- EXERCISE DESCRIPTION
Skip every image and restate the data word for word.
>> START DATA LINES
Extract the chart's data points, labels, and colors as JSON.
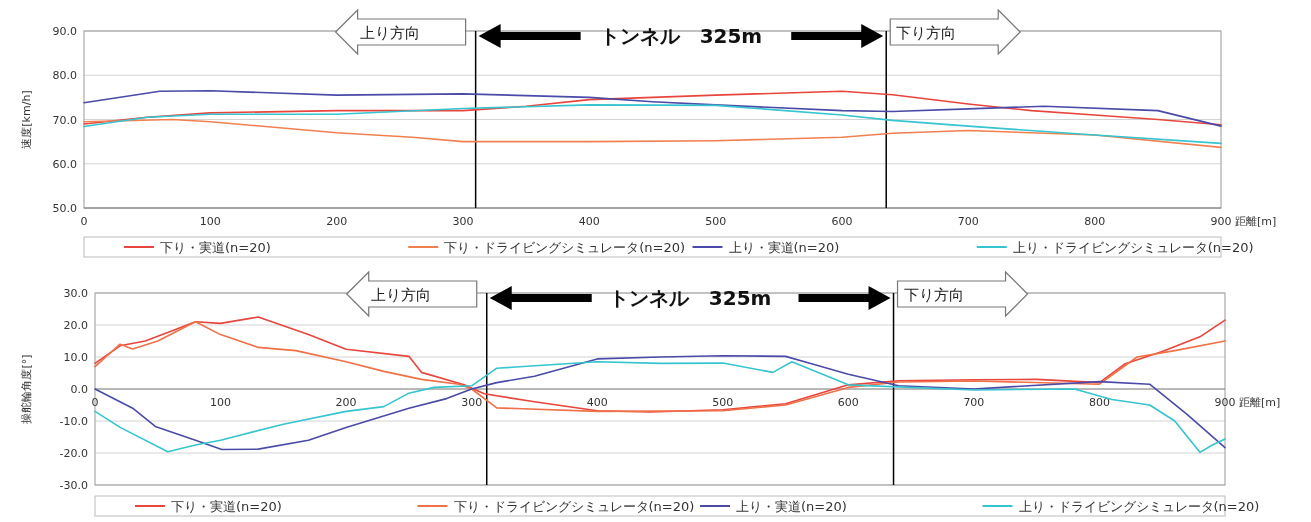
{
  "chart_data": [
    {
      "type": "line",
      "ylabel": "速度[km/h]",
      "xlabel": "距離[m]",
      "xlim": [
        0,
        900
      ],
      "xticks": [
        0,
        100,
        200,
        300,
        400,
        500,
        600,
        700,
        800,
        900
      ],
      "ylim": [
        50,
        90
      ],
      "yticks": [
        {
          "value": 50,
          "label": "50.0"
        },
        {
          "value": 60,
          "label": "60.0"
        },
        {
          "value": 70,
          "label": "70.0"
        },
        {
          "value": 80,
          "label": "80.0"
        },
        {
          "value": 90,
          "label": "90.0"
        }
      ],
      "grid": "y",
      "legend": "bottom",
      "line_style": "solid",
      "marker": "none",
      "ref_lines": [
        {
          "axis": "x",
          "value": 310,
          "color": "#000000"
        },
        {
          "axis": "x",
          "value": 635,
          "color": "#000000"
        }
      ],
      "annotations": [
        "上り方向",
        "トンネル　325m",
        "下り方向"
      ],
      "series": [
        {
          "name": "下り・実道(n=20)",
          "color": "#e8453c",
          "x": [
            0,
            50,
            100,
            200,
            300,
            350,
            400,
            500,
            600,
            640,
            700,
            750,
            800,
            850,
            900
          ],
          "values": [
            69,
            70.5,
            71.5,
            72,
            72,
            73,
            74.5,
            75.5,
            76.4,
            75.6,
            73.5,
            72,
            71,
            70,
            68.8
          ]
        },
        {
          "name": "下り・ドライビングシミュレータ(n=20)",
          "color": "#f08050",
          "x": [
            0,
            70,
            100,
            200,
            260,
            300,
            400,
            500,
            600,
            640,
            700,
            800,
            900
          ],
          "values": [
            69.5,
            70,
            69.5,
            67,
            66,
            65,
            65,
            65.2,
            66,
            66.9,
            67.5,
            66.5,
            63.7
          ]
        },
        {
          "name": "上り・実道(n=20)",
          "color": "#4a4aa8",
          "x": [
            0,
            60,
            100,
            200,
            300,
            400,
            450,
            500,
            600,
            640,
            700,
            760,
            850,
            900
          ],
          "values": [
            73.8,
            76.4,
            76.5,
            75.5,
            75.8,
            75,
            74,
            73.3,
            72,
            71.8,
            72.4,
            73,
            72,
            68.5
          ]
        },
        {
          "name": "上り・ドライビングシミュレータ(n=20)",
          "color": "#35c4d0",
          "x": [
            0,
            50,
            100,
            200,
            300,
            400,
            500,
            600,
            640,
            700,
            800,
            900
          ],
          "values": [
            68.4,
            70.5,
            71.2,
            71.2,
            72.5,
            73.3,
            73.2,
            71,
            69.8,
            68.5,
            66.5,
            64.6
          ]
        }
      ]
    },
    {
      "type": "line",
      "ylabel": "操舵輪角度[°]",
      "xlabel": "距離[m]",
      "xlim": [
        0,
        900
      ],
      "xticks": [
        0,
        100,
        200,
        300,
        400,
        500,
        600,
        700,
        800,
        900
      ],
      "ylim": [
        -30,
        30
      ],
      "yticks": [
        {
          "value": -30,
          "label": "-30.0"
        },
        {
          "value": -20,
          "label": "-20.0"
        },
        {
          "value": -10,
          "label": "-10.0"
        },
        {
          "value": 0,
          "label": "0.0"
        },
        {
          "value": 10,
          "label": "10.0"
        },
        {
          "value": 20,
          "label": "20.0"
        },
        {
          "value": 30,
          "label": "30.0"
        }
      ],
      "grid": "y",
      "legend": "bottom",
      "line_style": "solid",
      "marker": "none",
      "ref_lines": [
        {
          "axis": "x",
          "value": 312,
          "color": "#000000"
        },
        {
          "axis": "x",
          "value": 636,
          "color": "#000000"
        }
      ],
      "annotations": [
        "上り方向",
        "トンネル　325m",
        "下り方向"
      ],
      "series": [
        {
          "name": "下り・実道(n=20)",
          "color": "#e8453c",
          "x": [
            0,
            20,
            40,
            60,
            80,
            100,
            130,
            170,
            200,
            250,
            260,
            294,
            310,
            350,
            400,
            442,
            500,
            550,
            600,
            640,
            700,
            750,
            800,
            820,
            850,
            880,
            900
          ],
          "values": [
            8,
            13.5,
            15,
            18,
            21,
            20.5,
            22.5,
            17,
            12.4,
            10.2,
            5.2,
            1.3,
            -1.5,
            -4,
            -6.8,
            -7.2,
            -6.5,
            -4.6,
            1.3,
            2.6,
            2.9,
            3,
            2,
            7.8,
            11.7,
            16.3,
            21.5
          ]
        },
        {
          "name": "下り・ドライビングシミュレータ(n=20)",
          "color": "#f07048",
          "x": [
            0,
            20,
            30,
            50,
            80,
            100,
            130,
            160,
            200,
            230,
            260,
            290,
            300,
            320,
            400,
            500,
            550,
            600,
            640,
            700,
            800,
            830,
            860,
            900
          ],
          "values": [
            7,
            14,
            12.5,
            15,
            21,
            17,
            13,
            12,
            8.5,
            5.5,
            3,
            1.5,
            0,
            -5.9,
            -7,
            -6.8,
            -5,
            0.5,
            2.2,
            2.5,
            1.5,
            10,
            12,
            15
          ]
        },
        {
          "name": "上り・実道(n=20)",
          "color": "#4a4aa8",
          "x": [
            0,
            30,
            48,
            80,
            101,
            130,
            170,
            200,
            250,
            280,
            300,
            320,
            350,
            400,
            450,
            500,
            550,
            570,
            600,
            640,
            700,
            800,
            840,
            870,
            900
          ],
          "values": [
            0,
            -6,
            -11.7,
            -16,
            -18.9,
            -18.8,
            -16,
            -12,
            -6,
            -3,
            0,
            2,
            4,
            9.4,
            10,
            10.4,
            10.2,
            8,
            4.6,
            1,
            0,
            2.3,
            1.5,
            -8,
            -18.3
          ]
        },
        {
          "name": "上り・ドライビングシミュレータ(n=20)",
          "color": "#35c4d0",
          "x": [
            0,
            20,
            58,
            80,
            100,
            150,
            200,
            230,
            250,
            270,
            300,
            320,
            400,
            450,
            500,
            540,
            555,
            600,
            700,
            780,
            810,
            840,
            860,
            880,
            890,
            900
          ],
          "values": [
            -7,
            -12,
            -19.6,
            -17.5,
            -16,
            -11,
            -7,
            -5.5,
            -1.3,
            0.5,
            1,
            6.5,
            8.5,
            8,
            8.1,
            5.2,
            8.5,
            1.3,
            -0.3,
            0,
            -3.3,
            -5,
            -10,
            -19.8,
            -17.5,
            -15.6
          ]
        }
      ]
    }
  ]
}
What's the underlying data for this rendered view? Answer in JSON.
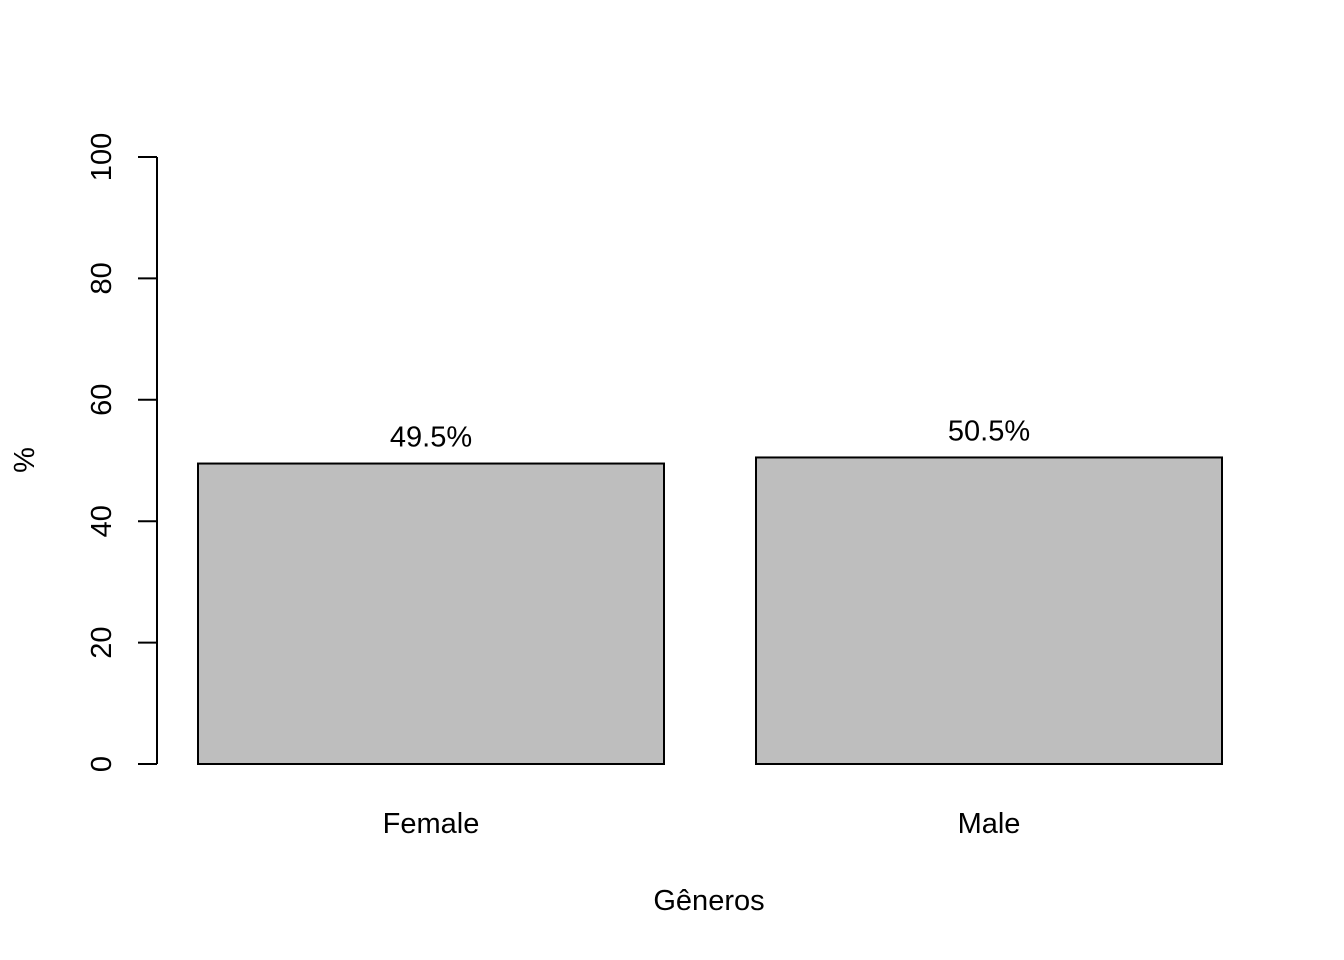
{
  "chart_data": {
    "type": "bar",
    "title": "",
    "xlabel": "Gêneros",
    "ylabel": "%",
    "categories": [
      "Female",
      "Male"
    ],
    "values": [
      49.5,
      50.5
    ],
    "data_labels": [
      "49.5%",
      "50.5%"
    ],
    "ylim": [
      0,
      100
    ],
    "yticks": [
      0,
      20,
      40,
      60,
      80,
      100
    ],
    "ytick_labels": [
      "0",
      "20",
      "40",
      "60",
      "80",
      "100"
    ],
    "grid": false,
    "bar_color": "#bebebe",
    "border_color": "#000000"
  }
}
>> END DATA LINES
- COMPLETED EXERCISE
Extract the chart's data points, labels, and colors as JSON.
{
  "chart_data": [
    {
      "type": "line",
      "ylabel": "速度[km/h]",
      "xlabel": "距離[m]",
      "xlim": [
        0,
        900
      ],
      "xticks": [
        0,
        100,
        200,
        300,
        400,
        500,
        600,
        700,
        800,
        900
      ],
      "ylim": [
        50,
        90
      ],
      "yticks": [
        {
          "value": 50,
          "label": "50.0"
        },
        {
          "value": 60,
          "label": "60.0"
        },
        {
          "value": 70,
          "label": "70.0"
        },
        {
          "value": 80,
          "label": "80.0"
        },
        {
          "value": 90,
          "label": "90.0"
        }
      ],
      "grid": "y",
      "legend": "bottom",
      "line_style": "solid",
      "marker": "none",
      "ref_lines": [
        {
          "axis": "x",
          "value": 310,
          "color": "#000000"
        },
        {
          "axis": "x",
          "value": 635,
          "color": "#000000"
        }
      ],
      "annotations": [
        "上り方向",
        "トンネル　325m",
        "下り方向"
      ],
      "series": [
        {
          "name": "下り・実道(n=20)",
          "color": "#e8453c",
          "x": [
            0,
            50,
            100,
            200,
            300,
            350,
            400,
            500,
            600,
            640,
            700,
            750,
            800,
            850,
            900
          ],
          "values": [
            69,
            70.5,
            71.5,
            72,
            72,
            73,
            74.5,
            75.5,
            76.4,
            75.6,
            73.5,
            72,
            71,
            70,
            68.8
          ]
        },
        {
          "name": "下り・ドライビングシミュレータ(n=20)",
          "color": "#f08050",
          "x": [
            0,
            70,
            100,
            200,
            260,
            300,
            400,
            500,
            600,
            640,
            700,
            800,
            900
          ],
          "values": [
            69.5,
            70,
            69.5,
            67,
            66,
            65,
            65,
            65.2,
            66,
            66.9,
            67.5,
            66.5,
            63.7
          ]
        },
        {
          "name": "上り・実道(n=20)",
          "color": "#4a4aa8",
          "x": [
            0,
            60,
            100,
            200,
            300,
            400,
            450,
            500,
            600,
            640,
            700,
            760,
            850,
            900
          ],
          "values": [
            73.8,
            76.4,
            76.5,
            75.5,
            75.8,
            75,
            74,
            73.3,
            72,
            71.8,
            72.4,
            73,
            72,
            68.5
          ]
        },
        {
          "name": "上り・ドライビングシミュレータ(n=20)",
          "color": "#35c4d0",
          "x": [
            0,
            50,
            100,
            200,
            300,
            400,
            500,
            600,
            640,
            700,
            800,
            900
          ],
          "values": [
            68.4,
            70.5,
            71.2,
            71.2,
            72.5,
            73.3,
            73.2,
            71,
            69.8,
            68.5,
            66.5,
            64.6
          ]
        }
      ]
    },
    {
      "type": "line",
      "ylabel": "操舵輪角度[°]",
      "xlabel": "距離[m]",
      "xlim": [
        0,
        900
      ],
      "xticks": [
        0,
        100,
        200,
        300,
        400,
        500,
        600,
        700,
        800,
        900
      ],
      "ylim": [
        -30,
        30
      ],
      "yticks": [
        {
          "value": -30,
          "label": "-30.0"
        },
        {
          "value": -20,
          "label": "-20.0"
        },
        {
          "value": -10,
          "label": "-10.0"
        },
        {
          "value": 0,
          "label": "0.0"
        },
        {
          "value": 10,
          "label": "10.0"
        },
        {
          "value": 20,
          "label": "20.0"
        },
        {
          "value": 30,
          "label": "30.0"
        }
      ],
      "grid": "y",
      "legend": "bottom",
      "line_style": "solid",
      "marker": "none",
      "ref_lines": [
        {
          "axis": "x",
          "value": 312,
          "color": "#000000"
        },
        {
          "axis": "x",
          "value": 636,
          "color": "#000000"
        }
      ],
      "annotations": [
        "上り方向",
        "トンネル　325m",
        "下り方向"
      ],
      "series": [
        {
          "name": "下り・実道(n=20)",
          "color": "#e8453c",
          "x": [
            0,
            20,
            40,
            60,
            80,
            100,
            130,
            170,
            200,
            250,
            260,
            294,
            310,
            350,
            400,
            442,
            500,
            550,
            600,
            640,
            700,
            750,
            800,
            820,
            850,
            880,
            900
          ],
          "values": [
            8,
            13.5,
            15,
            18,
            21,
            20.5,
            22.5,
            17,
            12.4,
            10.2,
            5.2,
            1.3,
            -1.5,
            -4,
            -6.8,
            -7.2,
            -6.5,
            -4.6,
            1.3,
            2.6,
            2.9,
            3,
            2,
            7.8,
            11.7,
            16.3,
            21.5
          ]
        },
        {
          "name": "下り・ドライビングシミュレータ(n=20)",
          "color": "#f07048",
          "x": [
            0,
            20,
            30,
            50,
            80,
            100,
            130,
            160,
            200,
            230,
            260,
            290,
            300,
            320,
            400,
            500,
            550,
            600,
            640,
            700,
            800,
            830,
            860,
            900
          ],
          "values": [
            7,
            14,
            12.5,
            15,
            21,
            17,
            13,
            12,
            8.5,
            5.5,
            3,
            1.5,
            0,
            -5.9,
            -7,
            -6.8,
            -5,
            0.5,
            2.2,
            2.5,
            1.5,
            10,
            12,
            15
          ]
        },
        {
          "name": "上り・実道(n=20)",
          "color": "#4a4aa8",
          "x": [
            0,
            30,
            48,
            80,
            101,
            130,
            170,
            200,
            250,
            280,
            300,
            320,
            350,
            400,
            450,
            500,
            550,
            570,
            600,
            640,
            700,
            800,
            840,
            870,
            900
          ],
          "values": [
            0,
            -6,
            -11.7,
            -16,
            -18.9,
            -18.8,
            -16,
            -12,
            -6,
            -3,
            0,
            2,
            4,
            9.4,
            10,
            10.4,
            10.2,
            8,
            4.6,
            1,
            0,
            2.3,
            1.5,
            -8,
            -18.3
          ]
        },
        {
          "name": "上り・ドライビングシミュレータ(n=20)",
          "color": "#35c4d0",
          "x": [
            0,
            20,
            58,
            80,
            100,
            150,
            200,
            230,
            250,
            270,
            300,
            320,
            400,
            450,
            500,
            540,
            555,
            600,
            700,
            780,
            810,
            840,
            860,
            880,
            890,
            900
          ],
          "values": [
            -7,
            -12,
            -19.6,
            -17.5,
            -16,
            -11,
            -7,
            -5.5,
            -1.3,
            0.5,
            1,
            6.5,
            8.5,
            8,
            8.1,
            5.2,
            8.5,
            1.3,
            -0.3,
            0,
            -3.3,
            -5,
            -10,
            -19.8,
            -17.5,
            -15.6
          ]
        }
      ]
    }
  ]
}
What's the underlying data for this rendered view? Answer in JSON.
{
  "chart_data": {
    "type": "bar",
    "title": "",
    "xlabel": "Gêneros",
    "ylabel": "%",
    "categories": [
      "Female",
      "Male"
    ],
    "values": [
      49.5,
      50.5
    ],
    "data_labels": [
      "49.5%",
      "50.5%"
    ],
    "ylim": [
      0,
      100
    ],
    "yticks": [
      0,
      20,
      40,
      60,
      80,
      100
    ],
    "ytick_labels": [
      "0",
      "20",
      "40",
      "60",
      "80",
      "100"
    ],
    "grid": false,
    "bar_color": "#bebebe",
    "border_color": "#000000"
  }
}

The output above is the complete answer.